## GOAL
Output the material word for word. Leave each picture out.

## SUPPLIED ENTRIES
— BEGIN —
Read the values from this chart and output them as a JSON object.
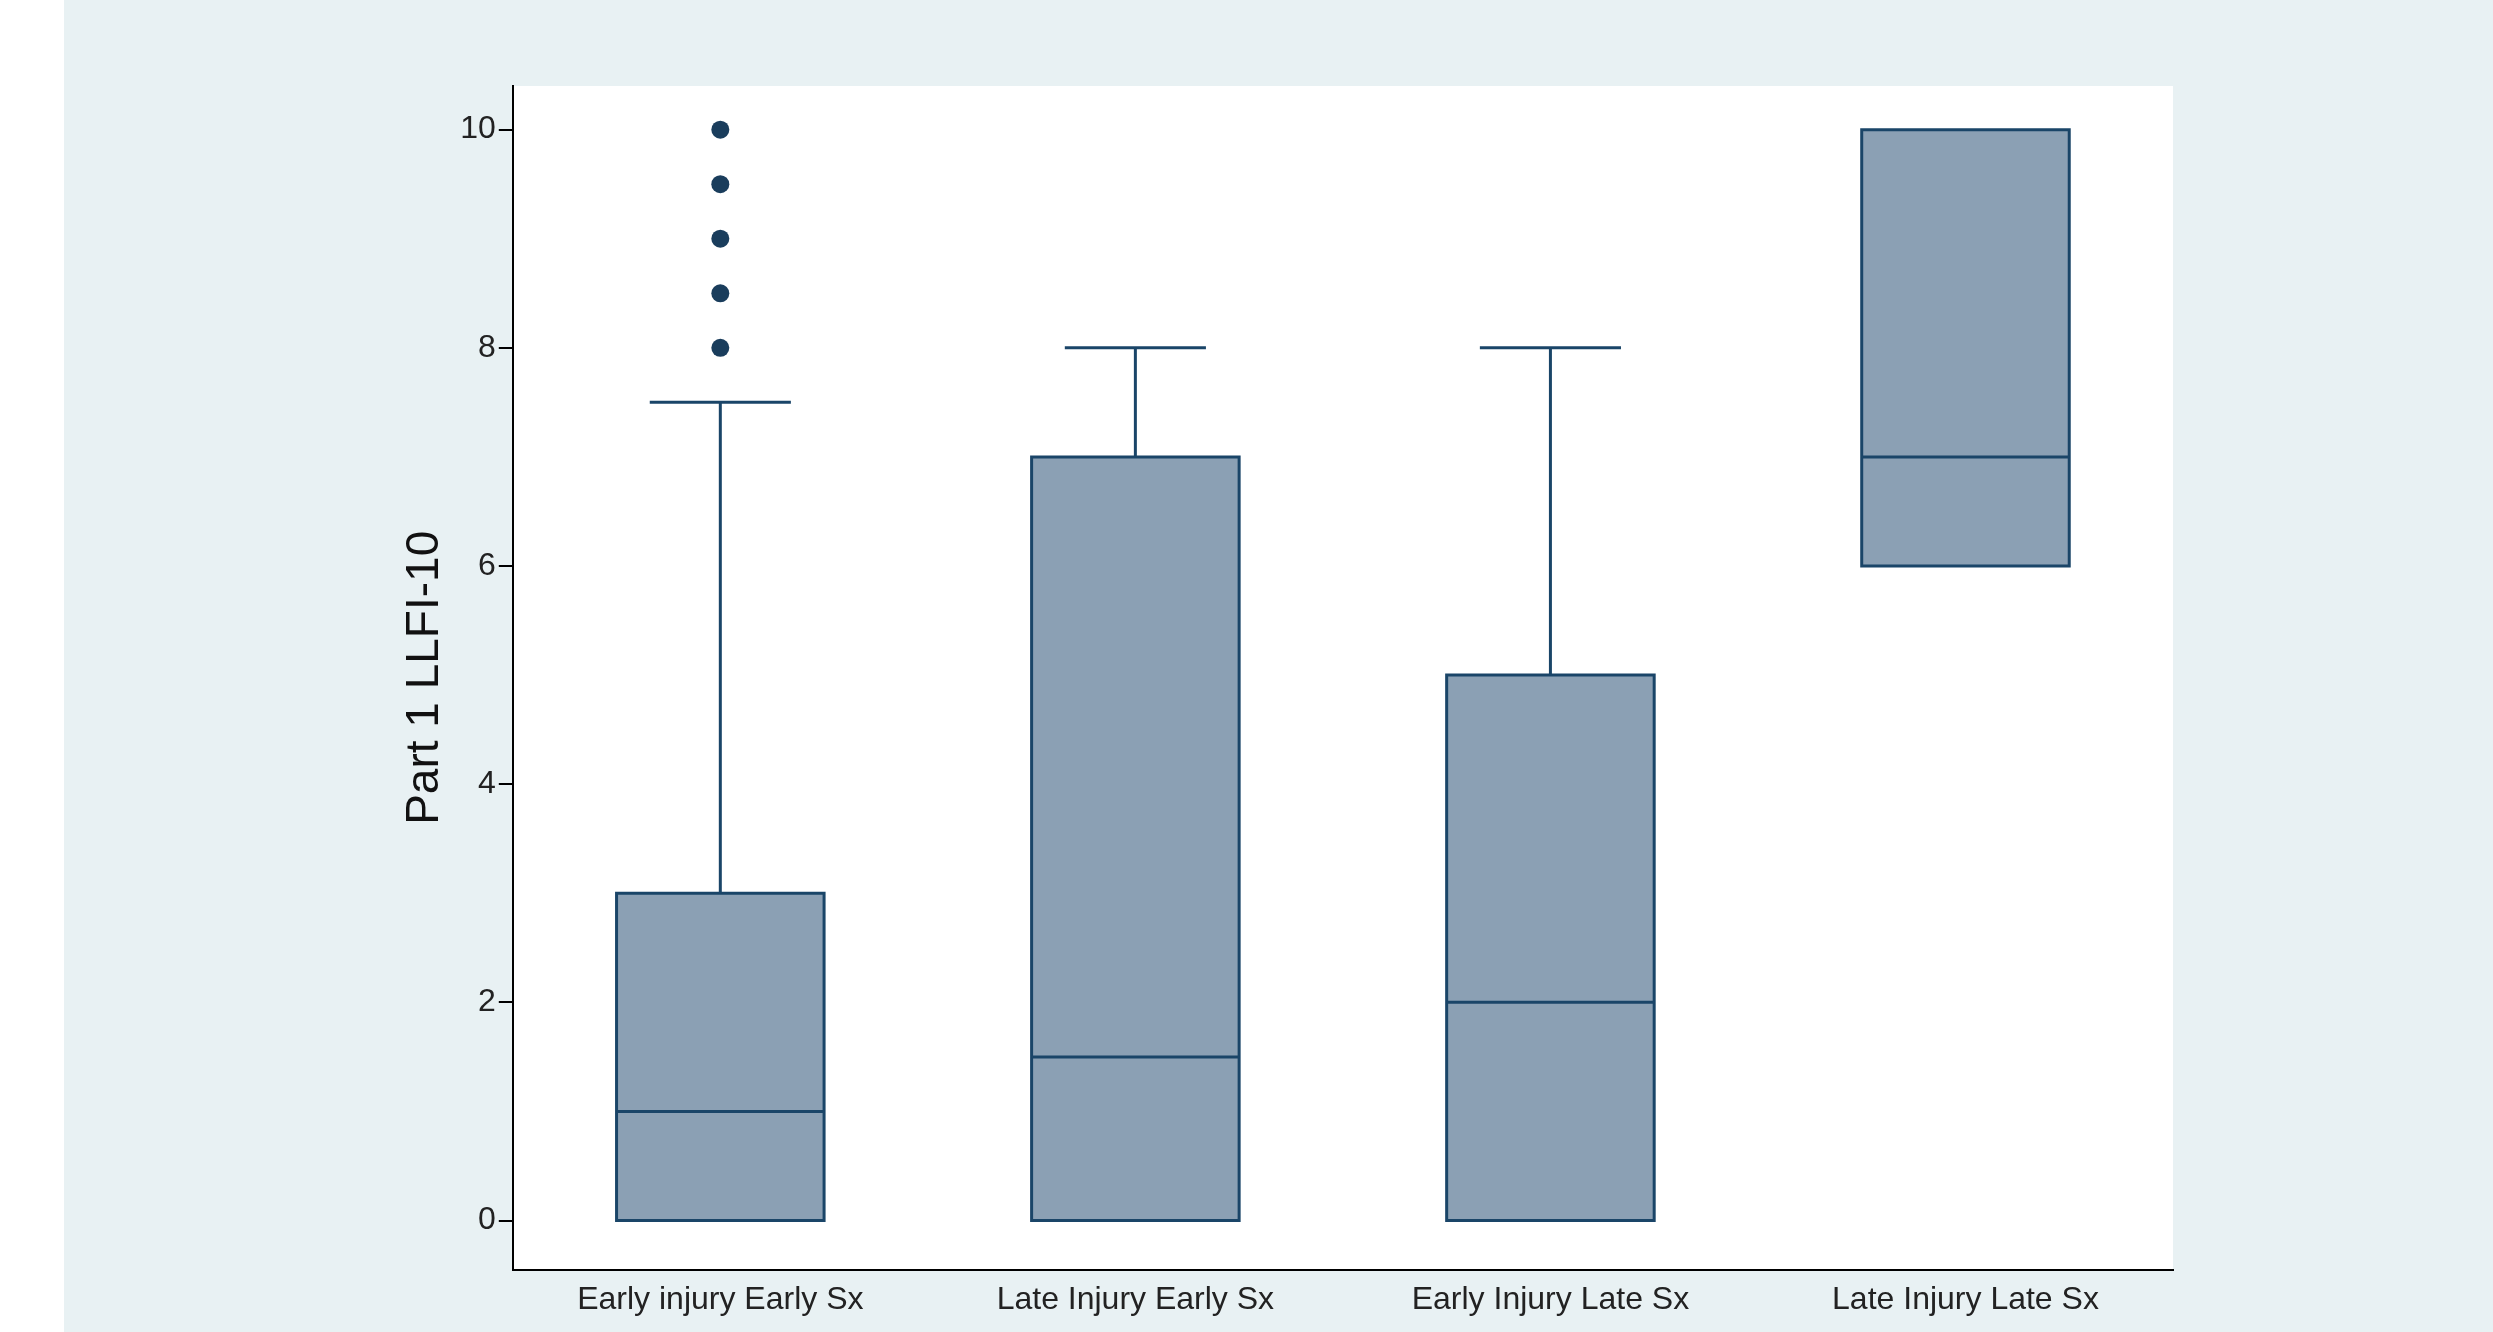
{
  "chart_data": {
    "type": "box",
    "ylabel": "Part 1 LLFI-10",
    "categories": [
      "Early injury Early Sx",
      "Late Injury Early Sx",
      "Early Injury Late Sx",
      "Late Injury Late Sx"
    ],
    "boxes": [
      {
        "low": 0,
        "q1": 0,
        "median": 1,
        "q3": 3,
        "high": 7.5,
        "outliers": [
          8,
          8.5,
          9,
          9.5,
          10
        ]
      },
      {
        "low": 0,
        "q1": 0,
        "median": 1.5,
        "q3": 7,
        "high": 8
      },
      {
        "low": 0,
        "q1": 0,
        "median": 2,
        "q3": 5,
        "high": 8
      },
      {
        "low": 6,
        "q1": 6,
        "median": 7,
        "q3": 10,
        "high": 10
      }
    ],
    "color": "#8ba0b4",
    "ylim": [
      -0.45,
      10.4
    ],
    "yticks": [
      0,
      2,
      4,
      6,
      8,
      10
    ],
    "grid": false,
    "marker": "circle"
  }
}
— END —
## OUTPUT FOR THIS EXERCISE
Read the values from this chart and output them as a JSON object.
{
  "chart_data": {
    "type": "box",
    "ylabel": "Part 1 LLFI-10",
    "categories": [
      "Early injury Early Sx",
      "Late Injury Early Sx",
      "Early Injury Late Sx",
      "Late Injury Late Sx"
    ],
    "boxes": [
      {
        "low": 0,
        "q1": 0,
        "median": 1,
        "q3": 3,
        "high": 7.5,
        "outliers": [
          8,
          8.5,
          9,
          9.5,
          10
        ]
      },
      {
        "low": 0,
        "q1": 0,
        "median": 1.5,
        "q3": 7,
        "high": 8
      },
      {
        "low": 0,
        "q1": 0,
        "median": 2,
        "q3": 5,
        "high": 8
      },
      {
        "low": 6,
        "q1": 6,
        "median": 7,
        "q3": 10,
        "high": 10
      }
    ],
    "color": "#8ba0b4",
    "ylim": [
      -0.45,
      10.4
    ],
    "yticks": [
      0,
      2,
      4,
      6,
      8,
      10
    ],
    "grid": false,
    "marker": "circle"
  }
}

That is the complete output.